>> BEGIN

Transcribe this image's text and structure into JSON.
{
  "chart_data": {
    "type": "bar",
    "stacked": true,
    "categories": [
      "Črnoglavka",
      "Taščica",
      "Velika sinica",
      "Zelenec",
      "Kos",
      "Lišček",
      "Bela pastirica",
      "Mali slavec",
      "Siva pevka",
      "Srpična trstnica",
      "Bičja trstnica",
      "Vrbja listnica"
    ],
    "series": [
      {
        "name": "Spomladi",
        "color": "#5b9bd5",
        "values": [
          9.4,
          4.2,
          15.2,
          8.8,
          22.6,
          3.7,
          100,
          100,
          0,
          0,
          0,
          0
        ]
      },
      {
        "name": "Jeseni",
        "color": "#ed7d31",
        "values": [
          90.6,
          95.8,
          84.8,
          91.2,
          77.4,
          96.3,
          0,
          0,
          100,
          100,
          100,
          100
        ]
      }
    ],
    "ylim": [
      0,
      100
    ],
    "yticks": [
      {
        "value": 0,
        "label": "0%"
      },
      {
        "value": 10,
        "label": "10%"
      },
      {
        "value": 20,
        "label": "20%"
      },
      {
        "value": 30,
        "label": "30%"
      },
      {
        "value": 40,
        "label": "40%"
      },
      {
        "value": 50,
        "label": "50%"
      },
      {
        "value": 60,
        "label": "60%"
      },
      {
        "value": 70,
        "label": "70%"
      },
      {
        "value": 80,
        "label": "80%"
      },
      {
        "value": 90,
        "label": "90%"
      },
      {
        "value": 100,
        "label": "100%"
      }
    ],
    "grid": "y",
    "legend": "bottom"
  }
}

>> END

## Exercise task:
Write the entire listing out again, word for word.

## Answer to the problem:
Transcribe this image's text and structure into JSON.
{
  "chart_data": {
    "type": "bar",
    "stacked": true,
    "categories": [
      "Črnoglavka",
      "Taščica",
      "Velika sinica",
      "Zelenec",
      "Kos",
      "Lišček",
      "Bela pastirica",
      "Mali slavec",
      "Siva pevka",
      "Srpična trstnica",
      "Bičja trstnica",
      "Vrbja listnica"
    ],
    "series": [
      {
        "name": "Spomladi",
        "color": "#5b9bd5",
        "values": [
          9.4,
          4.2,
          15.2,
          8.8,
          22.6,
          3.7,
          100,
          100,
          0,
          0,
          0,
          0
        ]
      },
      {
        "name": "Jeseni",
        "color": "#ed7d31",
        "values": [
          90.6,
          95.8,
          84.8,
          91.2,
          77.4,
          96.3,
          0,
          0,
          100,
          100,
          100,
          100
        ]
      }
    ],
    "ylim": [
      0,
      100
    ],
    "yticks": [
      {
        "value": 0,
        "label": "0%"
      },
      {
        "value": 10,
        "label": "10%"
      },
      {
        "value": 20,
        "label": "20%"
      },
      {
        "value": 30,
        "label": "30%"
      },
      {
        "value": 40,
        "label": "40%"
      },
      {
        "value": 50,
        "label": "50%"
      },
      {
        "value": 60,
        "label": "60%"
      },
      {
        "value": 70,
        "label": "70%"
      },
      {
        "value": 80,
        "label": "80%"
      },
      {
        "value": 90,
        "label": "90%"
      },
      {
        "value": 100,
        "label": "100%"
      }
    ],
    "grid": "y",
    "legend": "bottom"
  }
}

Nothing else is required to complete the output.